--- start of MATERIAL PROVIDED ---
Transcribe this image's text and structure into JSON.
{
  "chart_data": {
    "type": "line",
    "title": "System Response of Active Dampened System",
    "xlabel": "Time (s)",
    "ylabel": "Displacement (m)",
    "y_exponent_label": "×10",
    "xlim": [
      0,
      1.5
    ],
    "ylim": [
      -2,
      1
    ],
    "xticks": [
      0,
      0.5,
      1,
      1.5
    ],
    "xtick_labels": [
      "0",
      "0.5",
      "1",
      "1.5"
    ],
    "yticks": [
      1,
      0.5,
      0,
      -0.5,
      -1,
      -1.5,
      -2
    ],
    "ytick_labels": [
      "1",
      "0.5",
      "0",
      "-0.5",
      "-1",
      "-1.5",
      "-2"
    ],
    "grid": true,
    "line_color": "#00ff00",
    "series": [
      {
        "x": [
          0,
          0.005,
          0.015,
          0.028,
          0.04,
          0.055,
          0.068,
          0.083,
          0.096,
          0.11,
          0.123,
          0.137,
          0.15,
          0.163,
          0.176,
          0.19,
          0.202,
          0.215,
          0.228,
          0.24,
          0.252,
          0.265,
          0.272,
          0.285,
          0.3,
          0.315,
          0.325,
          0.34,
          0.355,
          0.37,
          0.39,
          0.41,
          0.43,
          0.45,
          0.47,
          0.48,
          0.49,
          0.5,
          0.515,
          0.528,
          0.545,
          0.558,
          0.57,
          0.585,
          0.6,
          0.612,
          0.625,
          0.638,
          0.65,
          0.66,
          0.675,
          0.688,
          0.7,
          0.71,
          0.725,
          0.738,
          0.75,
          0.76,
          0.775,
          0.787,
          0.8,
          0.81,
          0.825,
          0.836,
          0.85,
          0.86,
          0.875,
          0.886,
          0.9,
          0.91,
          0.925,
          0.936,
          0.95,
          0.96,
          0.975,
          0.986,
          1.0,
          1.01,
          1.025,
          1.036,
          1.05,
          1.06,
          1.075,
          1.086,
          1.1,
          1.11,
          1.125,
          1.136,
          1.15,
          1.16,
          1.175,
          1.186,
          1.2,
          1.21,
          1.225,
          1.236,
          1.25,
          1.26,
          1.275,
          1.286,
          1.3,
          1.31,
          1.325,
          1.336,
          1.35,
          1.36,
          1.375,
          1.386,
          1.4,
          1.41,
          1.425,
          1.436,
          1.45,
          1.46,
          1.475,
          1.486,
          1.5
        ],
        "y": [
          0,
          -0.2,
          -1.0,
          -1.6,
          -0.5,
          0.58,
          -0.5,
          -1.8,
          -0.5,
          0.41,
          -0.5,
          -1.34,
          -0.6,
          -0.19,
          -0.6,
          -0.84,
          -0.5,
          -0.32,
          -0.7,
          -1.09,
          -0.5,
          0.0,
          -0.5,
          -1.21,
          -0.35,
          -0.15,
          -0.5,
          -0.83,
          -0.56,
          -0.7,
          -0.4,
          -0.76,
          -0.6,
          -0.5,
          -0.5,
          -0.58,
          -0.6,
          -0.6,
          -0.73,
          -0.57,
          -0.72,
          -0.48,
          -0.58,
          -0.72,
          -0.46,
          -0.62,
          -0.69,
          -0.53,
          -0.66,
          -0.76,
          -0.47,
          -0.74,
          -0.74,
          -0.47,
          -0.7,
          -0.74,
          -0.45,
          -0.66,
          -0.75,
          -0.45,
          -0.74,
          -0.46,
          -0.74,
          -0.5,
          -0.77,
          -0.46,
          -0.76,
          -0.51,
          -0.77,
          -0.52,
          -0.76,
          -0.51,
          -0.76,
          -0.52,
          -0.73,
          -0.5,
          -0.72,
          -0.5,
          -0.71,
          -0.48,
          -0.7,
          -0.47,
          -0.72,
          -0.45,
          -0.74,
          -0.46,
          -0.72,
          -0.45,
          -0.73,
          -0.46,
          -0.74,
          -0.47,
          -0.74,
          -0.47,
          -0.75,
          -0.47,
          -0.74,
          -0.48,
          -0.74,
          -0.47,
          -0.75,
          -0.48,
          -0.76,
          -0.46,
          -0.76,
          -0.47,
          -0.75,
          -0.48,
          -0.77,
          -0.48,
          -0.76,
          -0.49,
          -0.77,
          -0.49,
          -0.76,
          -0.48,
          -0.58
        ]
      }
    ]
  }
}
--- end of MATERIAL PROVIDED ---
Output each record precisely as given.

### RESPONSE TO THE EXERCISE
Transcribe this image's text and structure into JSON.
{
  "chart_data": {
    "type": "line",
    "title": "System Response of Active Dampened System",
    "xlabel": "Time (s)",
    "ylabel": "Displacement (m)",
    "y_exponent_label": "×10",
    "xlim": [
      0,
      1.5
    ],
    "ylim": [
      -2,
      1
    ],
    "xticks": [
      0,
      0.5,
      1,
      1.5
    ],
    "xtick_labels": [
      "0",
      "0.5",
      "1",
      "1.5"
    ],
    "yticks": [
      1,
      0.5,
      0,
      -0.5,
      -1,
      -1.5,
      -2
    ],
    "ytick_labels": [
      "1",
      "0.5",
      "0",
      "-0.5",
      "-1",
      "-1.5",
      "-2"
    ],
    "grid": true,
    "line_color": "#00ff00",
    "series": [
      {
        "x": [
          0,
          0.005,
          0.015,
          0.028,
          0.04,
          0.055,
          0.068,
          0.083,
          0.096,
          0.11,
          0.123,
          0.137,
          0.15,
          0.163,
          0.176,
          0.19,
          0.202,
          0.215,
          0.228,
          0.24,
          0.252,
          0.265,
          0.272,
          0.285,
          0.3,
          0.315,
          0.325,
          0.34,
          0.355,
          0.37,
          0.39,
          0.41,
          0.43,
          0.45,
          0.47,
          0.48,
          0.49,
          0.5,
          0.515,
          0.528,
          0.545,
          0.558,
          0.57,
          0.585,
          0.6,
          0.612,
          0.625,
          0.638,
          0.65,
          0.66,
          0.675,
          0.688,
          0.7,
          0.71,
          0.725,
          0.738,
          0.75,
          0.76,
          0.775,
          0.787,
          0.8,
          0.81,
          0.825,
          0.836,
          0.85,
          0.86,
          0.875,
          0.886,
          0.9,
          0.91,
          0.925,
          0.936,
          0.95,
          0.96,
          0.975,
          0.986,
          1.0,
          1.01,
          1.025,
          1.036,
          1.05,
          1.06,
          1.075,
          1.086,
          1.1,
          1.11,
          1.125,
          1.136,
          1.15,
          1.16,
          1.175,
          1.186,
          1.2,
          1.21,
          1.225,
          1.236,
          1.25,
          1.26,
          1.275,
          1.286,
          1.3,
          1.31,
          1.325,
          1.336,
          1.35,
          1.36,
          1.375,
          1.386,
          1.4,
          1.41,
          1.425,
          1.436,
          1.45,
          1.46,
          1.475,
          1.486,
          1.5
        ],
        "y": [
          0,
          -0.2,
          -1.0,
          -1.6,
          -0.5,
          0.58,
          -0.5,
          -1.8,
          -0.5,
          0.41,
          -0.5,
          -1.34,
          -0.6,
          -0.19,
          -0.6,
          -0.84,
          -0.5,
          -0.32,
          -0.7,
          -1.09,
          -0.5,
          0.0,
          -0.5,
          -1.21,
          -0.35,
          -0.15,
          -0.5,
          -0.83,
          -0.56,
          -0.7,
          -0.4,
          -0.76,
          -0.6,
          -0.5,
          -0.5,
          -0.58,
          -0.6,
          -0.6,
          -0.73,
          -0.57,
          -0.72,
          -0.48,
          -0.58,
          -0.72,
          -0.46,
          -0.62,
          -0.69,
          -0.53,
          -0.66,
          -0.76,
          -0.47,
          -0.74,
          -0.74,
          -0.47,
          -0.7,
          -0.74,
          -0.45,
          -0.66,
          -0.75,
          -0.45,
          -0.74,
          -0.46,
          -0.74,
          -0.5,
          -0.77,
          -0.46,
          -0.76,
          -0.51,
          -0.77,
          -0.52,
          -0.76,
          -0.51,
          -0.76,
          -0.52,
          -0.73,
          -0.5,
          -0.72,
          -0.5,
          -0.71,
          -0.48,
          -0.7,
          -0.47,
          -0.72,
          -0.45,
          -0.74,
          -0.46,
          -0.72,
          -0.45,
          -0.73,
          -0.46,
          -0.74,
          -0.47,
          -0.74,
          -0.47,
          -0.75,
          -0.47,
          -0.74,
          -0.48,
          -0.74,
          -0.47,
          -0.75,
          -0.48,
          -0.76,
          -0.46,
          -0.76,
          -0.47,
          -0.75,
          -0.48,
          -0.77,
          -0.48,
          -0.76,
          -0.49,
          -0.77,
          -0.49,
          -0.76,
          -0.48,
          -0.58
        ]
      }
    ]
  }
}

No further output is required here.